#### Material for the task:
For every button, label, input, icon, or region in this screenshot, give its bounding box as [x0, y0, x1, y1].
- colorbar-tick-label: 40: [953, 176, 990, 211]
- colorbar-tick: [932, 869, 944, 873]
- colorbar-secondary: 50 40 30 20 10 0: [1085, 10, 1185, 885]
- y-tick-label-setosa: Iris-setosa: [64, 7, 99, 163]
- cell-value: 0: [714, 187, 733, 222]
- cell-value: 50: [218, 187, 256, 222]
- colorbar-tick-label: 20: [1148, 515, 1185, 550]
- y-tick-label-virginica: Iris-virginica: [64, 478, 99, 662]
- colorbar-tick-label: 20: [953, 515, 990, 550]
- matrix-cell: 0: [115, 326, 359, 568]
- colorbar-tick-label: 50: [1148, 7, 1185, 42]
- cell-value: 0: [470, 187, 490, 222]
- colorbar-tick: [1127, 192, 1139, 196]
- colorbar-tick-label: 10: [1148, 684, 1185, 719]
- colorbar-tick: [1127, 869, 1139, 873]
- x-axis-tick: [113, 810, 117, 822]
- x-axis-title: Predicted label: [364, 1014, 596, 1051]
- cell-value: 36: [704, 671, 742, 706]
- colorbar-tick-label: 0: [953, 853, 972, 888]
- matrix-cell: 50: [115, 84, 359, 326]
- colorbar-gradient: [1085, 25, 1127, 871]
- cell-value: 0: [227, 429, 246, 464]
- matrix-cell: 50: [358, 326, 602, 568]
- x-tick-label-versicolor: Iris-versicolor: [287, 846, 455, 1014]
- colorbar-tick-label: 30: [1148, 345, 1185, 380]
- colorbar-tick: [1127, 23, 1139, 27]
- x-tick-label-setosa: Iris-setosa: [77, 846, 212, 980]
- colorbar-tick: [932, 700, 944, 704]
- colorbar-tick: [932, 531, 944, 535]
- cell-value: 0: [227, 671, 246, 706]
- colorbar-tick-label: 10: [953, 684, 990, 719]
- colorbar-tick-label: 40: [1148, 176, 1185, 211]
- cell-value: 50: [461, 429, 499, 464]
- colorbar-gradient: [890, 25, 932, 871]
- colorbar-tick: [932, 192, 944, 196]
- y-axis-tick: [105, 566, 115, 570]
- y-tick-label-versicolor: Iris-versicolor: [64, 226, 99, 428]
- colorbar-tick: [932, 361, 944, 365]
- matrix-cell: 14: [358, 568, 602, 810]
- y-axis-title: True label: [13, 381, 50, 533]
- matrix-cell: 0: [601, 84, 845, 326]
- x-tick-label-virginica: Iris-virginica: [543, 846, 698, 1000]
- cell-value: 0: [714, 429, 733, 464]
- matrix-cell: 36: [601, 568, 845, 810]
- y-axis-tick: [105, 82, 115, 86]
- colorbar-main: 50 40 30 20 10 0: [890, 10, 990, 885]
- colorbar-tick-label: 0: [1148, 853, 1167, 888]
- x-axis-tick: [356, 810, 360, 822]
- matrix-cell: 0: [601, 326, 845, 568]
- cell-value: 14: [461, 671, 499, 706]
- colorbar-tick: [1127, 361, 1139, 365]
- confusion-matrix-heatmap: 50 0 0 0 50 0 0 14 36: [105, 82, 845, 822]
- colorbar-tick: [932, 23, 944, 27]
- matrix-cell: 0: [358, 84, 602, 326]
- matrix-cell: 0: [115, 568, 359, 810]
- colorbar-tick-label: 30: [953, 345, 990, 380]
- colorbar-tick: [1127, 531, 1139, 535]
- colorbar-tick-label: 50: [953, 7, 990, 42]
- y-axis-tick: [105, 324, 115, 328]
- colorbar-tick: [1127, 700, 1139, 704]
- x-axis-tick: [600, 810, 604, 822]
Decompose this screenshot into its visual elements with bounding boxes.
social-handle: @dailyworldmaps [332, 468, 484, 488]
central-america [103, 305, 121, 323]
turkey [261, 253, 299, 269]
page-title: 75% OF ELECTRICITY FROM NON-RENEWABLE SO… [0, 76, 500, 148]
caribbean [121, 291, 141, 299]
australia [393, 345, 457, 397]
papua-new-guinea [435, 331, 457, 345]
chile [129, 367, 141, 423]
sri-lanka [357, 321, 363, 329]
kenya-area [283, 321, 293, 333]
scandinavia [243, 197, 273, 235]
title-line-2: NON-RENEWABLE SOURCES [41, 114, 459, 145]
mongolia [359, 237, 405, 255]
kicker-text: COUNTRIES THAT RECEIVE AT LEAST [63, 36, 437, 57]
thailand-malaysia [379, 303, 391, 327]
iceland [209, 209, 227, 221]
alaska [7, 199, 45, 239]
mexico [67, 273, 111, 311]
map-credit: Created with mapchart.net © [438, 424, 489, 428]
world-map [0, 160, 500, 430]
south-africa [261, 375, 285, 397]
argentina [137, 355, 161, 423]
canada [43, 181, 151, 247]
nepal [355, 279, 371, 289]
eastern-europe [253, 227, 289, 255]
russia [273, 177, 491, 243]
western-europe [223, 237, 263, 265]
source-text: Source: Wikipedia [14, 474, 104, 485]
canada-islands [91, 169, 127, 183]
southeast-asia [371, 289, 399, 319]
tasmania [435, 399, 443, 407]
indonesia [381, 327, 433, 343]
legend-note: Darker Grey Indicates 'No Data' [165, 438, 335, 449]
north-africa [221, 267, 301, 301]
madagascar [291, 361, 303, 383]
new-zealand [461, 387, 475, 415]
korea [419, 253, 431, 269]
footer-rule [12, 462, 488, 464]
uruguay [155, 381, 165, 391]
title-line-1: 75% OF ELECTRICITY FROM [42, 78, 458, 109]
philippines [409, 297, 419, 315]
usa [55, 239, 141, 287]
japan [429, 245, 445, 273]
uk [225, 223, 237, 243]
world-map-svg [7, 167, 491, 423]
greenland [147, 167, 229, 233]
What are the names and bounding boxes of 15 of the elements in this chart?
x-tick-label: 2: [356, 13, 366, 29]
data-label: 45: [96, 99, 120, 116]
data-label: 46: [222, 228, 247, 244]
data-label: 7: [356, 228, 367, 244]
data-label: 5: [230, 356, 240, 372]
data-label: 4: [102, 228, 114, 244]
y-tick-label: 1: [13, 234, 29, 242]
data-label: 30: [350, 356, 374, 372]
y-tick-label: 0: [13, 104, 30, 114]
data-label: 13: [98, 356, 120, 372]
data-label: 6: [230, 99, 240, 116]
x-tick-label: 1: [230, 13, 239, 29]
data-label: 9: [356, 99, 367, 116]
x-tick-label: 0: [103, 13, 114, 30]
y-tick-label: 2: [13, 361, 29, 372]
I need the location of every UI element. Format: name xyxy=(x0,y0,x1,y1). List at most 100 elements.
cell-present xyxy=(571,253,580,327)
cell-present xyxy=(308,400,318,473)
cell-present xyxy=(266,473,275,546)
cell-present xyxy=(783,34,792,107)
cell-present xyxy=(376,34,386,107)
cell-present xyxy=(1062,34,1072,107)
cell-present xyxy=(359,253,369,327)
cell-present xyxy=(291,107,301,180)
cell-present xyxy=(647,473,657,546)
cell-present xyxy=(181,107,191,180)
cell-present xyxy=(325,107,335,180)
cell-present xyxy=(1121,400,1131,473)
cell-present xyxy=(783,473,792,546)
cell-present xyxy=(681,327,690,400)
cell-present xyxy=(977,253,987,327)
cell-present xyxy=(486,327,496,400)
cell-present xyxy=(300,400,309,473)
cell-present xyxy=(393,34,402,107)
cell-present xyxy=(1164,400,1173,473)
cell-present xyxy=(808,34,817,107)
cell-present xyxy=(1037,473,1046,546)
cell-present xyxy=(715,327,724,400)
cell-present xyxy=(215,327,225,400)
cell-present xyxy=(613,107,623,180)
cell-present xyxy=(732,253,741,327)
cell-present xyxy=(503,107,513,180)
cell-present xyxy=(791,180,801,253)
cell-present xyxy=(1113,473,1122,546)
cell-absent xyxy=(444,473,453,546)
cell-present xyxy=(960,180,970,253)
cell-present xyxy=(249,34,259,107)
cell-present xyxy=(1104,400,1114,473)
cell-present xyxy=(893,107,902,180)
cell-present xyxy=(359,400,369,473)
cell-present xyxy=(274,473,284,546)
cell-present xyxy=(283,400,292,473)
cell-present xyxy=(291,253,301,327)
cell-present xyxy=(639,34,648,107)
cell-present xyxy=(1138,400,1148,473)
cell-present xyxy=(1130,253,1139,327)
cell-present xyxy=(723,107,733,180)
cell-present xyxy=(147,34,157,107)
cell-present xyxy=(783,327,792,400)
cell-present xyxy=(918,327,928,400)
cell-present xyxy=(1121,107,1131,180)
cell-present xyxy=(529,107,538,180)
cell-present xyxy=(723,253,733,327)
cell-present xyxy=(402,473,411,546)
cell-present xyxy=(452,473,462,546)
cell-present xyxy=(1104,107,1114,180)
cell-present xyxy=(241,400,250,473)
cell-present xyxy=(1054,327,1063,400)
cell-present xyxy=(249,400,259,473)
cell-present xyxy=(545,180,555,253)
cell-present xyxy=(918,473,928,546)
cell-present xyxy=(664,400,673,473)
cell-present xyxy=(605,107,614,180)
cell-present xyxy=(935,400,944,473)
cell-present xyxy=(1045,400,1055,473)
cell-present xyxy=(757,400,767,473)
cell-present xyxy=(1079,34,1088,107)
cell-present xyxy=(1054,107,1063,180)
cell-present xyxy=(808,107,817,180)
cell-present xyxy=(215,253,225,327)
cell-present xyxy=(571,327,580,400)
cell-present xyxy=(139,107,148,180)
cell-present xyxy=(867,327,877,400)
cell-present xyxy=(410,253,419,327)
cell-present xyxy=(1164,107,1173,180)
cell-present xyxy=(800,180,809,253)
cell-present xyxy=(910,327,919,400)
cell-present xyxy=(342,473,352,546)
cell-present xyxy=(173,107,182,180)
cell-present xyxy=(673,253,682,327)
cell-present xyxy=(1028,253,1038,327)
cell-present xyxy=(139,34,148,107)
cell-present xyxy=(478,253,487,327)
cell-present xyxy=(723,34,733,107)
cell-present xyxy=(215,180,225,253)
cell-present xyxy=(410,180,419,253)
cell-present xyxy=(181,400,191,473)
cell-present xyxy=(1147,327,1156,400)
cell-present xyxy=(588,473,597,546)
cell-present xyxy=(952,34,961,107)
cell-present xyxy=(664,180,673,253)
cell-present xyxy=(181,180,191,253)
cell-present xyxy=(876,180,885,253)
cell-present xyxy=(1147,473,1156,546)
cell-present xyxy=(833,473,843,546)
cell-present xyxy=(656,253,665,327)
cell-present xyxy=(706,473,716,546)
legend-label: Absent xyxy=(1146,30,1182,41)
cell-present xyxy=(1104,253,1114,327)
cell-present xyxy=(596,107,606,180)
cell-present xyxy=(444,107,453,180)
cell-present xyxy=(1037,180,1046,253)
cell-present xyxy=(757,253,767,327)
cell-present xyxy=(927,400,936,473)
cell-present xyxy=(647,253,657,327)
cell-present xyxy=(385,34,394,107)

#### Task brief:
Swap "matrix-cell" for "grid-square" in everything from the start of the entries down to the line containing "- colorbar-tick: [932, 700, 944, 704]", and write those lines out again with nothing else altered.

#### Full answer:
For every button, label, input, icon, or region in this screenshot, give its bounding box as [x0, y0, x1, y1].
- colorbar-tick-label: 40: [953, 176, 990, 211]
- colorbar-tick: [932, 869, 944, 873]
- colorbar-secondary: 50 40 30 20 10 0: [1085, 10, 1185, 885]
- y-tick-label-setosa: Iris-setosa: [64, 7, 99, 163]
- cell-value: 0: [714, 187, 733, 222]
- cell-value: 50: [218, 187, 256, 222]
- colorbar-tick-label: 20: [1148, 515, 1185, 550]
- y-tick-label-virginica: Iris-virginica: [64, 478, 99, 662]
- colorbar-tick-label: 20: [953, 515, 990, 550]
- grid-square: 0: [115, 326, 359, 568]
- colorbar-tick-label: 50: [1148, 7, 1185, 42]
- cell-value: 0: [470, 187, 490, 222]
- colorbar-tick: [1127, 192, 1139, 196]
- colorbar-tick-label: 10: [1148, 684, 1185, 719]
- colorbar-tick: [1127, 869, 1139, 873]
- x-axis-tick: [113, 810, 117, 822]
- x-axis-title: Predicted label: [364, 1014, 596, 1051]
- cell-value: 36: [704, 671, 742, 706]
- colorbar-tick-label: 0: [953, 853, 972, 888]
- grid-square: 50: [115, 84, 359, 326]
- colorbar-gradient: [1085, 25, 1127, 871]
- cell-value: 0: [227, 429, 246, 464]
- grid-square: 50: [358, 326, 602, 568]
- x-tick-label-versicolor: Iris-versicolor: [287, 846, 455, 1014]
- colorbar-tick-label: 30: [1148, 345, 1185, 380]
- colorbar-tick: [1127, 23, 1139, 27]
- x-tick-label-setosa: Iris-setosa: [77, 846, 212, 980]
- colorbar-tick: [932, 700, 944, 704]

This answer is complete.